WHAT YOU NEED TO DO: Pull out each line of the data that includes the word "color".

──────── DATA PROVIDED ────────

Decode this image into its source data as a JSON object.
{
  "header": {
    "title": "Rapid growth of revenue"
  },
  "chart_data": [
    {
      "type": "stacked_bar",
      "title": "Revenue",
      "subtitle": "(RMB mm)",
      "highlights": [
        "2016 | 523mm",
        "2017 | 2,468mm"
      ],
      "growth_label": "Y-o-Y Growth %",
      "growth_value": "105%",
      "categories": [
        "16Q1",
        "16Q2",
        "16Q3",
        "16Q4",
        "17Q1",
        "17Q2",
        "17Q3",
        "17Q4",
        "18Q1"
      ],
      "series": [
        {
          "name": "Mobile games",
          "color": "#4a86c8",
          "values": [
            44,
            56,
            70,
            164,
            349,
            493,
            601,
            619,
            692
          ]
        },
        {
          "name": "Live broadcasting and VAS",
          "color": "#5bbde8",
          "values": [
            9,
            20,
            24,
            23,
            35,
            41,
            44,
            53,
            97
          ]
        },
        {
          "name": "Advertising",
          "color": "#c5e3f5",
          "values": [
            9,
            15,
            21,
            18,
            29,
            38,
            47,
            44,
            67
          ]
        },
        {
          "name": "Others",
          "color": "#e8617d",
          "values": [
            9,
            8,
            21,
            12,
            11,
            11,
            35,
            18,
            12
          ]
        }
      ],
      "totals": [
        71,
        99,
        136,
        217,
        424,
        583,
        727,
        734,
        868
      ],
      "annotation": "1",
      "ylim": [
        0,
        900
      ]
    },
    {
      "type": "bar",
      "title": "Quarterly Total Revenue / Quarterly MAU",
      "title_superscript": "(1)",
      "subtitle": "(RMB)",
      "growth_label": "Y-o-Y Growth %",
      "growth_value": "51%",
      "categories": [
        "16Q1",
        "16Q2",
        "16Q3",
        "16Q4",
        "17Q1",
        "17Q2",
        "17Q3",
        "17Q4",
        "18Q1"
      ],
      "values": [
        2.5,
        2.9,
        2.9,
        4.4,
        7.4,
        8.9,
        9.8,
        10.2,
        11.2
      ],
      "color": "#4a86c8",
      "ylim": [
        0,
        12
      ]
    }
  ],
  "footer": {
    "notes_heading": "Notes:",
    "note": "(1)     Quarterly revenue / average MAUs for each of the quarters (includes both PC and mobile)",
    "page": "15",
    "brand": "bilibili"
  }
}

────────

ANSWER TO THE TASK:
          "color": "#4a86c8",
          "color": "#5bbde8",
          "color": "#c5e3f5",
          "color": "#e8617d",
      "color": "#4a86c8",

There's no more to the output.